● **GOAL**:
Return every entry exactly.

● **RECORDS SUPPLIED**:
★ ★ ★
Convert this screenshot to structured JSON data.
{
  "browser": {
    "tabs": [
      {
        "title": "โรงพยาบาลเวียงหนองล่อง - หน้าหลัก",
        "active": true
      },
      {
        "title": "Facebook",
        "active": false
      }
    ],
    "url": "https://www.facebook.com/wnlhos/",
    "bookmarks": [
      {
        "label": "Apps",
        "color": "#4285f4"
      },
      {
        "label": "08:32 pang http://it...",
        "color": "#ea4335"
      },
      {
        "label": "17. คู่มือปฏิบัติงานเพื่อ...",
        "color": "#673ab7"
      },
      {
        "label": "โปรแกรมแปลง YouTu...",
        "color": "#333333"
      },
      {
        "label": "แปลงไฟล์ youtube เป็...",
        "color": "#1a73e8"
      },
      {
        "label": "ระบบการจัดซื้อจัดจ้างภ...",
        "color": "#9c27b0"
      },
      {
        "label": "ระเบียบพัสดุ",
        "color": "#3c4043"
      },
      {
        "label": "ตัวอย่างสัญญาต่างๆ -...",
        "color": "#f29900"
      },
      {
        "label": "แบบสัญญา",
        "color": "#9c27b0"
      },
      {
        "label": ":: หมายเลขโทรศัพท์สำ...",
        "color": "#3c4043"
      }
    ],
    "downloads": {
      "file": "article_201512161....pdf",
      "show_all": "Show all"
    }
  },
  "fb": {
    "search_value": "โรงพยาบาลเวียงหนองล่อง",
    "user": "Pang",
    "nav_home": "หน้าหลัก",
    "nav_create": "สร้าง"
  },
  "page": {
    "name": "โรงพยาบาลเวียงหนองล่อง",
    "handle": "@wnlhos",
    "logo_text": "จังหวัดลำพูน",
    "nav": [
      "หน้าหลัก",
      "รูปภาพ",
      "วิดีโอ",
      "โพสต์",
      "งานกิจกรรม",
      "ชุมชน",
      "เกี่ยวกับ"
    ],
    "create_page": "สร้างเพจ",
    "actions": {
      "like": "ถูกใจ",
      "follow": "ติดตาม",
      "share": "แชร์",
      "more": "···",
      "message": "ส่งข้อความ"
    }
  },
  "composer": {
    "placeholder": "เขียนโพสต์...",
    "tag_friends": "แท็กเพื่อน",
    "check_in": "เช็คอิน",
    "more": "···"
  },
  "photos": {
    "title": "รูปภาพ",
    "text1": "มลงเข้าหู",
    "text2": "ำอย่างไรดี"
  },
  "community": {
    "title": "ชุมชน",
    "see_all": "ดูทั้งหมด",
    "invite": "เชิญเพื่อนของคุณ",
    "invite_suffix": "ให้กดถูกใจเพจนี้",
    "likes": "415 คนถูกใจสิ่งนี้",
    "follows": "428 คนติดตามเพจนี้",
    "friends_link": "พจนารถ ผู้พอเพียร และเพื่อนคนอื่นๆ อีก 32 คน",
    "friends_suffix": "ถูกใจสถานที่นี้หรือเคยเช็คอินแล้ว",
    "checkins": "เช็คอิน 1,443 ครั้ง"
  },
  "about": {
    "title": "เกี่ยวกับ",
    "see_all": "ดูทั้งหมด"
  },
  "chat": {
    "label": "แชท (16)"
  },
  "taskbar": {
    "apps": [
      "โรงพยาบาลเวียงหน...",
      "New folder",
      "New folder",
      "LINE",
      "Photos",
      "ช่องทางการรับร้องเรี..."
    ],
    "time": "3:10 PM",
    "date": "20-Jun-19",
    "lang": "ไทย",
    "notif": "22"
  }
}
★ ★ ★
● **FINAL ANSWER**:
Convert this screenshot to structured JSON data.
{
  "browser": {
    "tabs": [
      {
        "title": "โรงพยาบาลเวียงหนองล่อง - หน้าหลัก",
        "active": true
      },
      {
        "title": "Facebook",
        "active": false
      }
    ],
    "url": "https://www.facebook.com/wnlhos/",
    "bookmarks": [
      {
        "label": "Apps",
        "color": "#4285f4"
      },
      {
        "label": "08:32 pang http://it...",
        "color": "#ea4335"
      },
      {
        "label": "17. คู่มือปฏิบัติงานเพื่อ...",
        "color": "#673ab7"
      },
      {
        "label": "โปรแกรมแปลง YouTu...",
        "color": "#333333"
      },
      {
        "label": "แปลงไฟล์ youtube เป็...",
        "color": "#1a73e8"
      },
      {
        "label": "ระบบการจัดซื้อจัดจ้างภ...",
        "color": "#9c27b0"
      },
      {
        "label": "ระเบียบพัสดุ",
        "color": "#3c4043"
      },
      {
        "label": "ตัวอย่างสัญญาต่างๆ -...",
        "color": "#f29900"
      },
      {
        "label": "แบบสัญญา",
        "color": "#9c27b0"
      },
      {
        "label": ":: หมายเลขโทรศัพท์สำ...",
        "color": "#3c4043"
      }
    ],
    "downloads": {
      "file": "article_201512161....pdf",
      "show_all": "Show all"
    }
  },
  "fb": {
    "search_value": "โรงพยาบาลเวียงหนองล่อง",
    "user": "Pang",
    "nav_home": "หน้าหลัก",
    "nav_create": "สร้าง"
  },
  "page": {
    "name": "โรงพยาบาลเวียงหนองล่อง",
    "handle": "@wnlhos",
    "logo_text": "จังหวัดลำพูน",
    "nav": [
      "หน้าหลัก",
      "รูปภาพ",
      "วิดีโอ",
      "โพสต์",
      "งานกิจกรรม",
      "ชุมชน",
      "เกี่ยวกับ"
    ],
    "create_page": "สร้างเพจ",
    "actions": {
      "like": "ถูกใจ",
      "follow": "ติดตาม",
      "share": "แชร์",
      "more": "···",
      "message": "ส่งข้อความ"
    }
  },
  "composer": {
    "placeholder": "เขียนโพสต์...",
    "tag_friends": "แท็กเพื่อน",
    "check_in": "เช็คอิน",
    "more": "···"
  },
  "photos": {
    "title": "รูปภาพ",
    "text1": "มลงเข้าหู",
    "text2": "ำอย่างไรดี"
  },
  "community": {
    "title": "ชุมชน",
    "see_all": "ดูทั้งหมด",
    "invite": "เชิญเพื่อนของคุณ",
    "invite_suffix": "ให้กดถูกใจเพจนี้",
    "likes": "415 คนถูกใจสิ่งนี้",
    "follows": "428 คนติดตามเพจนี้",
    "friends_link": "พจนารถ ผู้พอเพียร และเพื่อนคนอื่นๆ อีก 32 คน",
    "friends_suffix": "ถูกใจสถานที่นี้หรือเคยเช็คอินแล้ว",
    "checkins": "เช็คอิน 1,443 ครั้ง"
  },
  "about": {
    "title": "เกี่ยวกับ",
    "see_all": "ดูทั้งหมด"
  },
  "chat": {
    "label": "แชท (16)"
  },
  "taskbar": {
    "apps": [
      "โรงพยาบาลเวียงหน...",
      "New folder",
      "New folder",
      "LINE",
      "Photos",
      "ช่องทางการรับร้องเรี..."
    ],
    "time": "3:10 PM",
    "date": "20-Jun-19",
    "lang": "ไทย",
    "notif": "22"
  }
}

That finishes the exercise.